→ **Written request**: Every record below should be written out exactly; pictures stay out.
********************
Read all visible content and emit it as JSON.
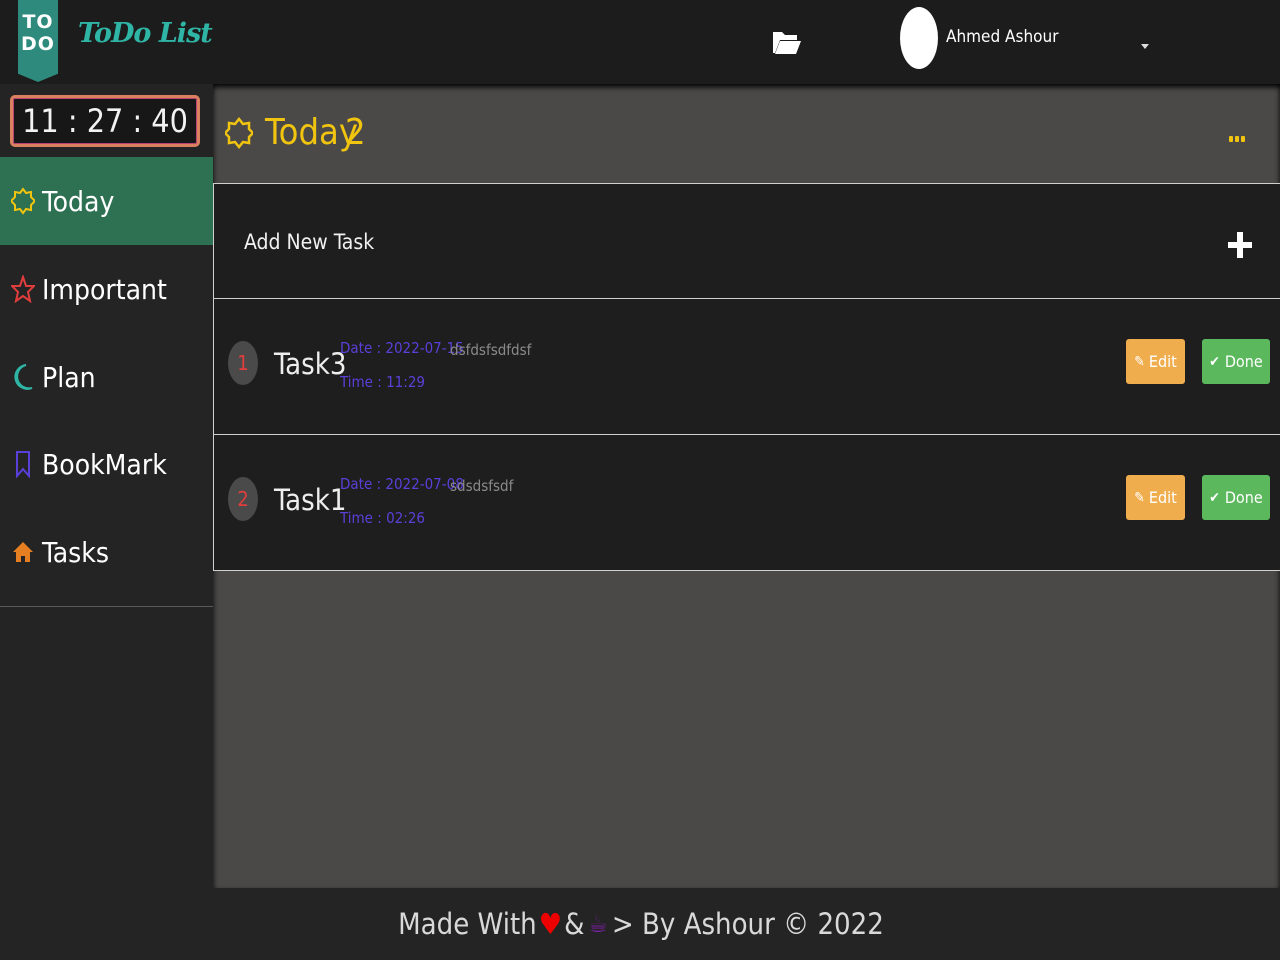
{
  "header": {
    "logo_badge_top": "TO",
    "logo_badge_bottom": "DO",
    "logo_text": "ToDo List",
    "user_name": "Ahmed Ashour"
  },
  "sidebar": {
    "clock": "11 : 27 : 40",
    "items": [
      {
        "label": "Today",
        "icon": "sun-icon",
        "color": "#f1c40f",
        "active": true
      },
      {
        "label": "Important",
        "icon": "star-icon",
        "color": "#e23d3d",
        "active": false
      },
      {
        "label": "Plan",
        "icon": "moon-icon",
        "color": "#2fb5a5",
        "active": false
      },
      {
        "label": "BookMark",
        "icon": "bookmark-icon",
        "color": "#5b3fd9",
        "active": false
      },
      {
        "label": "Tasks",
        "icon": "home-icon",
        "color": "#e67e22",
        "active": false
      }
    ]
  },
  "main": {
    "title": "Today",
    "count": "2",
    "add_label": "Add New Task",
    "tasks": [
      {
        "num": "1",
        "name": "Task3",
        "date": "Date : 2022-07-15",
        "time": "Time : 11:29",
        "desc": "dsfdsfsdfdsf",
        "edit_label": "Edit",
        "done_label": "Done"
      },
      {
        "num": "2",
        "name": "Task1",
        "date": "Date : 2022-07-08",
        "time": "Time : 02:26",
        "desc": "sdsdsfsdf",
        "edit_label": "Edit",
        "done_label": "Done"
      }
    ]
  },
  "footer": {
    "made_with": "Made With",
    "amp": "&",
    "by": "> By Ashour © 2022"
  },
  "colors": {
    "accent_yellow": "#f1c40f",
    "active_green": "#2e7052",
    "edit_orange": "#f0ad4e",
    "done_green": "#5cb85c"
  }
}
********************
→ **Problem solution**:
Read all visible content and emit it as JSON.
{
  "header": {
    "logo_badge_top": "TO",
    "logo_badge_bottom": "DO",
    "logo_text": "ToDo List",
    "user_name": "Ahmed Ashour"
  },
  "sidebar": {
    "clock": "11 : 27 : 40",
    "items": [
      {
        "label": "Today",
        "icon": "sun-icon",
        "color": "#f1c40f",
        "active": true
      },
      {
        "label": "Important",
        "icon": "star-icon",
        "color": "#e23d3d",
        "active": false
      },
      {
        "label": "Plan",
        "icon": "moon-icon",
        "color": "#2fb5a5",
        "active": false
      },
      {
        "label": "BookMark",
        "icon": "bookmark-icon",
        "color": "#5b3fd9",
        "active": false
      },
      {
        "label": "Tasks",
        "icon": "home-icon",
        "color": "#e67e22",
        "active": false
      }
    ]
  },
  "main": {
    "title": "Today",
    "count": "2",
    "add_label": "Add New Task",
    "tasks": [
      {
        "num": "1",
        "name": "Task3",
        "date": "Date : 2022-07-15",
        "time": "Time : 11:29",
        "desc": "dsfdsfsdfdsf",
        "edit_label": "Edit",
        "done_label": "Done"
      },
      {
        "num": "2",
        "name": "Task1",
        "date": "Date : 2022-07-08",
        "time": "Time : 02:26",
        "desc": "sdsdsfsdf",
        "edit_label": "Edit",
        "done_label": "Done"
      }
    ]
  },
  "footer": {
    "made_with": "Made With",
    "amp": "&",
    "by": "> By Ashour © 2022"
  },
  "colors": {
    "accent_yellow": "#f1c40f",
    "active_green": "#2e7052",
    "edit_orange": "#f0ad4e",
    "done_green": "#5cb85c"
  }
}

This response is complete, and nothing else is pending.